→ WHAT TO PRODUCE
Beginning with the line that holds "What text is on this page?" and ending with the last line below, repeat each line exactly, leaving any pictures out.

___ LISTED RECORDS

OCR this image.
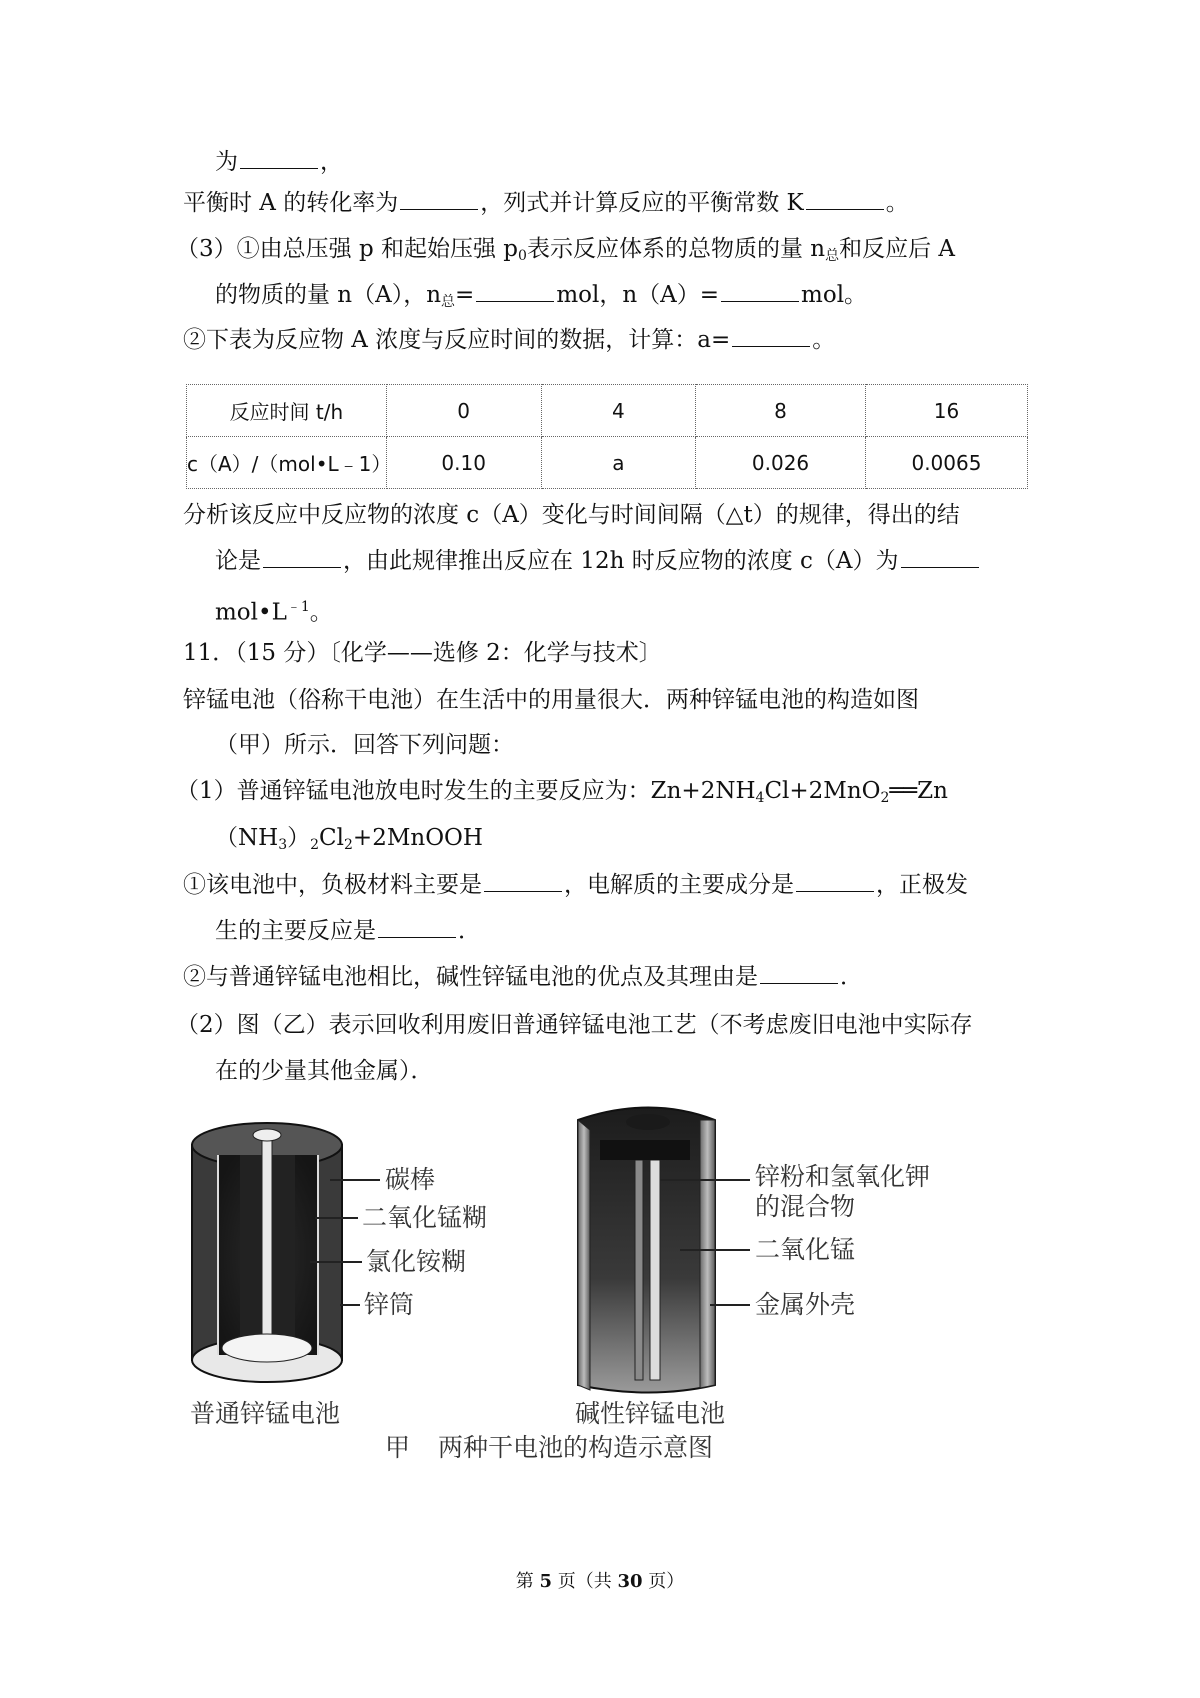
为	，
平衡时 A 的转化率为	，列式并计算反应的平衡常数 K	。
（3）①由总压强 p 和起始压强 $p_0$表示反应体系的总物质的量 $n_总$和反应后 A
的物质的量 n（A），$n_总=$	mol，n（A）=	mol。
②下表为反应物 A 浓度与反应时间的数据，计算：a=	。
反应时间 t/h	0	4	8	16
c（A）/（mol•L﹣1）	0.10	a	0.026	0.0065
分析该反应中反应物的浓度 c（A）变化与时间间隔（△t）的规律，得出的结
论是	，由此规律推出反应在 12h 时反应物的浓度 c（A）为
$mol•L^{﹣1}$。
11．（15 分）〔化学——选修 2：化学与技术〕
锌锰电池（俗称干电池）在生活中的用量很大．两种锌锰电池的构造如图
（甲）所示．回答下列问题：
（1）普通锌锰电池放电时发生的主要反应为：$Zn+2NH_4Cl+2MnO_2══Zn$
$(NH_3)_2Cl_2+2MnOOH$
①该电池中，负极材料主要是	，电解质的主要成分是	，正极发
生的主要反应是	．
②与普通锌锰电池相比，碱性锌锰电池的优点及其理由是	．
（2）图（乙）表示回收利用废旧普通锌锰电池工艺（不考虑废旧电池中实际存
在的少量其他金属）．
碳棒
二氧化锰糊
氯化铵糊
锌筒
普通锌锰电池
锌粉和氢氧化钾
的混合物
二氧化锰
金属外壳
碱性锌锰电池
甲 两种干电池的构造示意图
第 5 页（共 30 页）
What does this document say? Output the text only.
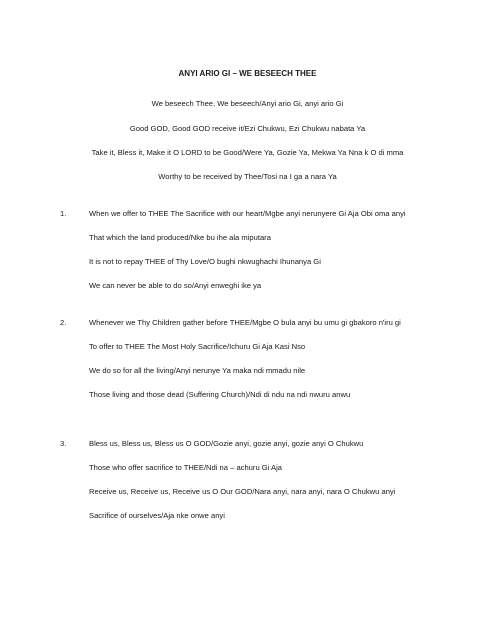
ANYI ARIO GI – WE BESEECH THEE
We beseech Thee, We beseech/Anyi ario Gi, anyi ario Gi
Good GOD, Good GOD receive it/Ezi Chukwu, Ezi Chukwu nabata Ya
Take it, Bless it, Make it O LORD to be Good/Were Ya, Gozie Ya, Mekwa Ya Nna k O di mma
Worthy to be received by Thee/Tosi na I ga a nara Ya
1.	When we offer to THEE The Sacrifice with our heart/Mgbe anyi nerunyere Gi Aja Obi oma anyi
That which the land produced/Nke bu ihe ala miputara
It is not to repay THEE of Thy Love/O bughi nkwughachi Ihunanya Gi
We can never be able to do so/Anyi enweghi ike ya
2.	Whenever we Thy Children gather before THEE/Mgbe O bula anyi bu umu gi gbakoro n'iru gi
To offer to THEE The Most Holy Sacrifice/Ichuru Gi Aja Kasi Nso
We do so for all the living/Anyi nerunye Ya maka ndi mmadu nile
Those living and those dead (Suffering Church)/Ndi di ndu na ndi nwuru anwu
3.	Bless us, Bless us, Bless us O GOD/Gozie anyi, gozie anyi, gozie anyi O Chukwu
Those who offer sacrifice to THEE/Ndi na – achuru Gi Aja
Receive us, Receive us, Receive us O Our GOD/Nara anyi, nara anyi, nara O Chukwu anyi
Sacrifice of ourselves/Aja nke onwe anyi
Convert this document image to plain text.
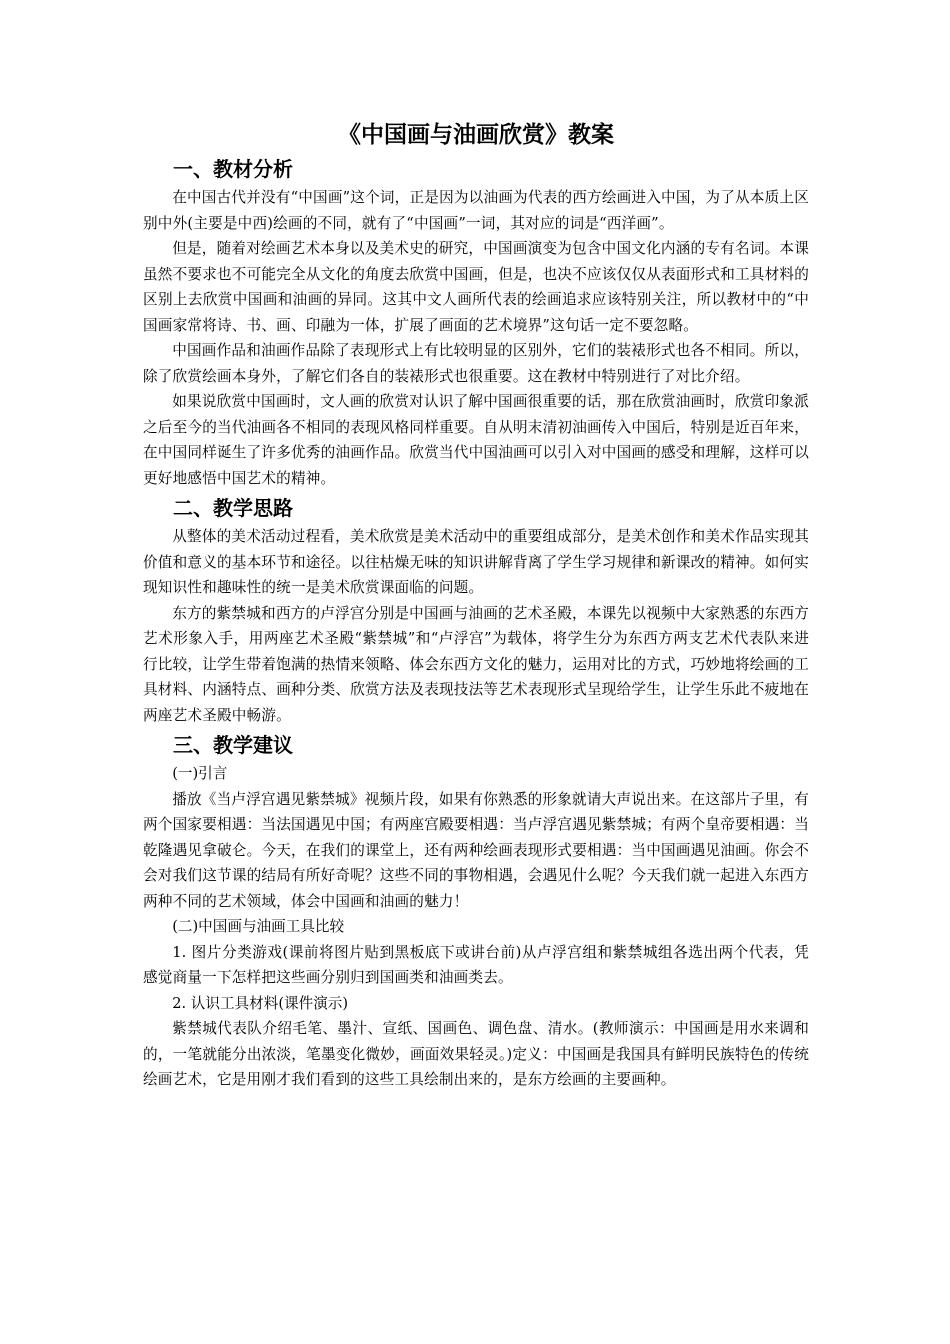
《中国画与油画欣赏》教案
一、教材分析

在中国古代并没有“中国画”这个词，正是因为以油画为代表的西方绘画进入中国，为了从本质上区别中外(主要是中西)绘画的不同，就有了“中国画”一词，其对应的词是“西洋画”。

但是，随着对绘画艺术本身以及美术史的研究，中国画演变为包含中国文化内涵的专有名词。本课虽然不要求也不可能完全从文化的角度去欣赏中国画，但是，也决不应该仅仅从表面形式和工具材料的区别上去欣赏中国画和油画的异同。这其中文人画所代表的绘画追求应该特别关注，所以教材中的“中国画家常将诗、书、画、印融为一体，扩展了画面的艺术境界”这句话一定不要忽略。

中国画作品和油画作品除了表现形式上有比较明显的区别外，它们的装裱形式也各不相同。所以，除了欣赏绘画本身外，了解它们各自的装裱形式也很重要。这在教材中特别进行了对比介绍。

如果说欣赏中国画时，文人画的欣赏对认识了解中国画很重要的话，那在欣赏油画时，欣赏印象派之后至今的当代油画各不相同的表现风格同样重要。自从明末清初油画传入中国后，特别是近百年来，在中国同样诞生了许多优秀的油画作品。欣赏当代中国油画可以引入对中国画的感受和理解，这样可以更好地感悟中国艺术的精神。

二、教学思路

从整体的美术活动过程看，美术欣赏是美术活动中的重要组成部分，是美术创作和美术作品实现其价值和意义的基本环节和途径。以往枯燥无味的知识讲解背离了学生学习规律和新课改的精神。如何实现知识性和趣味性的统一是美术欣赏课面临的问题。

东方的紫禁城和西方的卢浮宫分别是中国画与油画的艺术圣殿，本课先以视频中大家熟悉的东西方艺术形象入手，用两座艺术圣殿“紫禁城”和“卢浮宫”为载体，将学生分为东西方两支艺术代表队来进行比较，让学生带着饱满的热情来领略、体会东西方文化的魅力，运用对比的方式，巧妙地将绘画的工具材料、内涵特点、画种分类、欣赏方法及表现技法等艺术表现形式呈现给学生，让学生乐此不疲地在两座艺术圣殿中畅游。

三、教学建议

(一)引言

播放《当卢浮宫遇见紫禁城》视频片段，如果有你熟悉的形象就请大声说出来。在这部片子里，有两个国家要相遇：当法国遇见中国；有两座宫殿要相遇：当卢浮宫遇见紫禁城；有两个皇帝要相遇：当乾隆遇见拿破仑。今天，在我们的课堂上，还有两种绘画表现形式要相遇：当中国画遇见油画。你会不会对我们这节课的结局有所好奇呢？这些不同的事物相遇，会遇见什么呢？今天我们就一起进入东西方两种不同的艺术领域，体会中国画和油画的魅力！

(二)中国画与油画工具比较

1. 图片分类游戏(课前将图片贴到黑板底下或讲台前)从卢浮宫组和紫禁城组各选出两个代表，凭感觉商量一下怎样把这些画分别归到国画类和油画类去。

2. 认识工具材料(课件演示)

紫禁城代表队介绍毛笔、墨汁、宣纸、国画色、调色盘、清水。(教师演示：中国画是用水来调和的，一笔就能分出浓淡，笔墨变化微妙，画面效果轻灵。)定义：中国画是我国具有鲜明民族特色的传统绘画艺术，它是用刚才我们看到的这些工具绘制出来的，是东方绘画的主要画种。
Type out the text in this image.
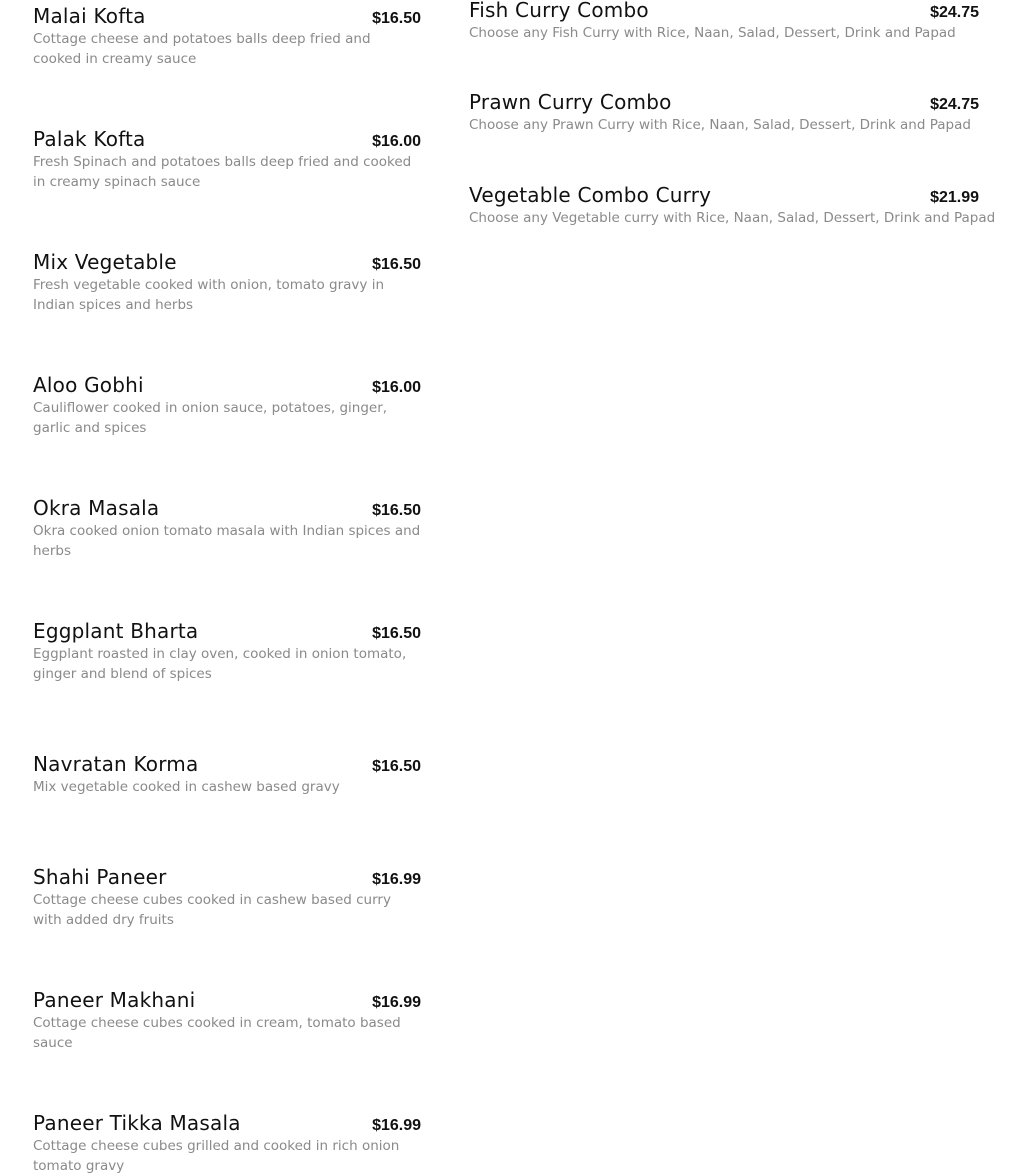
Malai Kofta	$16.50
Cottage cheese and potatoes balls deep fried and cooked in creamy sauce
Palak Kofta	$16.00
Fresh Spinach and potatoes balls deep fried and cooked in creamy spinach sauce
Mix Vegetable	$16.50
Fresh vegetable cooked with onion, tomato gravy in Indian spices and herbs
Aloo Gobhi	$16.00
Cauliflower cooked in onion sauce, potatoes, ginger, garlic and spices
Okra Masala	$16.50
Okra cooked onion tomato masala with Indian spices and herbs
Eggplant Bharta	$16.50
Eggplant roasted in clay oven, cooked in onion tomato, ginger and blend of spices
Navratan Korma	$16.50
Mix vegetable cooked in cashew based gravy
Shahi Paneer	$16.99
Cottage cheese cubes cooked in cashew based curry with added dry fruits
Paneer Makhani	$16.99
Cottage cheese cubes cooked in cream, tomato based sauce
Paneer Tikka Masala	$16.99
Cottage cheese cubes grilled and cooked in rich onion tomato gravy
Fish Curry Combo	$24.75
Choose any Fish Curry with Rice, Naan, Salad, Dessert, Drink and Papad
Prawn Curry Combo	$24.75
Choose any Prawn Curry with Rice, Naan, Salad, Dessert, Drink and Papad
Vegetable Combo Curry	$21.99
Choose any Vegetable curry with Rice, Naan, Salad, Dessert, Drink and Papad
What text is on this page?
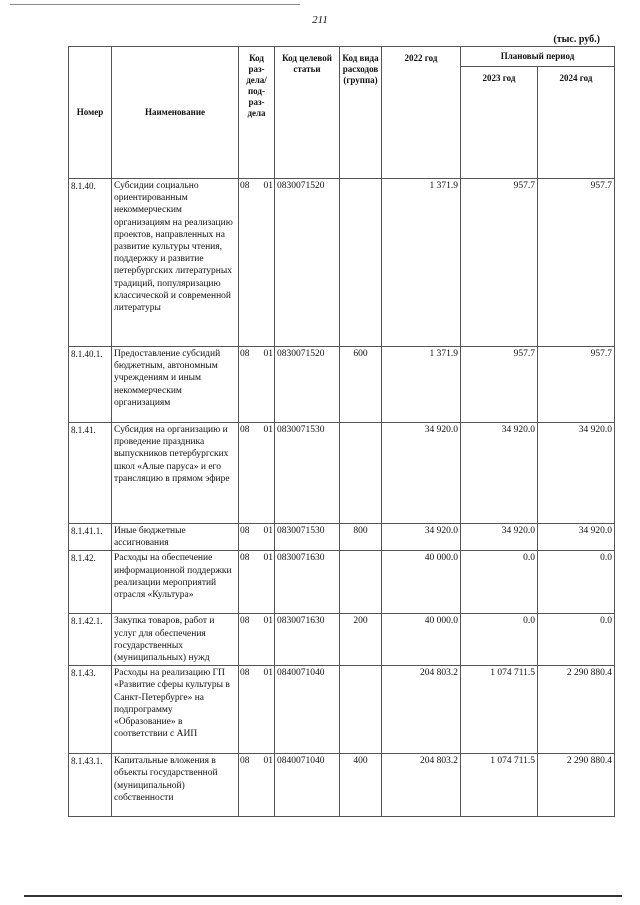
211
(тыс. руб.)
Номер	Наименование	Код раз-дела/ под-раз-дела	Код целевой статьи	Код вида расходов (группа)	2022 год	Плановый период	
						2023 год	2024 год
8.1.40.	Субсидии социально ориентированным некоммерческим организациям на реализацию проектов, направленных на развитие культуры чтения, поддержку и развитие петербургских литературных традиций, популяризацию классической и современной литературы	08 01	0830071520		1 371.9	957.7	957.7
8.1.40.1.	Предоставление субсидий бюджетным, автономным учреждениям и иным некоммерческим организациям	08 01	0830071520	600	1 371.9	957.7	957.7
8.1.41.	Субсидия на организацию и проведение праздника выпускников петербургских школ «Алые паруса» и его трансляцию в прямом эфире	08 01	0830071530		34 920.0	34 920.0	34 920.0
8.1.41.1.	Иные бюджетные ассигнования	08 01	0830071530	800	34 920.0	34 920.0	34 920.0
8.1.42.	Расходы на обеспечение информационной поддержки реализации мероприятий отрасля «Культура»	08 01	0830071630		40 000.0	0.0	0.0
8.1.42.1.	Закупка товаров, работ и услуг для обеспечения государственных (муниципальных) нужд	08 01	0830071630	200	40 000.0	0.0	0.0
8.1.43.	Расходы на реализацию ГП «Развитие сферы культуры в Санкт-Петербурге» на подпрограмму «Образование» в соответствии с АИП	08 01	0840071040		204 803.2	1 074 711.5	2 290 880.4
8.1.43.1.	Капитальные вложения в объекты государственной (муниципальной) собственности	08 01	0840071040	400	204 803.2	1 074 711.5	2 290 880.4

______

→ WRITTEN RESPONSE
What text is on this page?
211
(тыс. руб.)
Номер	Наименование	Код раз-дела/ под-раз-дела	Код целевой статьи	Код вида расходов (группа)	2022 год	Плановый период	
						2023 год	2024 год
8.1.40.	Субсидии социально ориентированным некоммерческим организациям на реализацию проектов, направленных на развитие культуры чтения, поддержку и развитие петербургских литературных традиций, популяризацию классической и современной литературы	08 01	0830071520		1 371.9	957.7	957.7
8.1.40.1.	Предоставление субсидий бюджетным, автономным учреждениям и иным некоммерческим организациям	08 01	0830071520	600	1 371.9	957.7	957.7
8.1.41.	Субсидия на организацию и проведение праздника выпускников петербургских школ «Алые паруса» и его трансляцию в прямом эфире	08 01	0830071530		34 920.0	34 920.0	34 920.0
8.1.41.1.	Иные бюджетные ассигнования	08 01	0830071530	800	34 920.0	34 920.0	34 920.0
8.1.42.	Расходы на обеспечение информационной поддержки реализации мероприятий отрасля «Культура»	08 01	0830071630		40 000.0	0.0	0.0
8.1.42.1.	Закупка товаров, работ и услуг для обеспечения государственных (муниципальных) нужд	08 01	0830071630	200	40 000.0	0.0	0.0
8.1.43.	Расходы на реализацию ГП «Развитие сферы культуры в Санкт-Петербурге» на подпрограмму «Образование» в соответствии с АИП	08 01	0840071040		204 803.2	1 074 711.5	2 290 880.4
8.1.43.1.	Капитальные вложения в объекты государственной (муниципальной) собственности	08 01	0840071040	400	204 803.2	1 074 711.5	2 290 880.4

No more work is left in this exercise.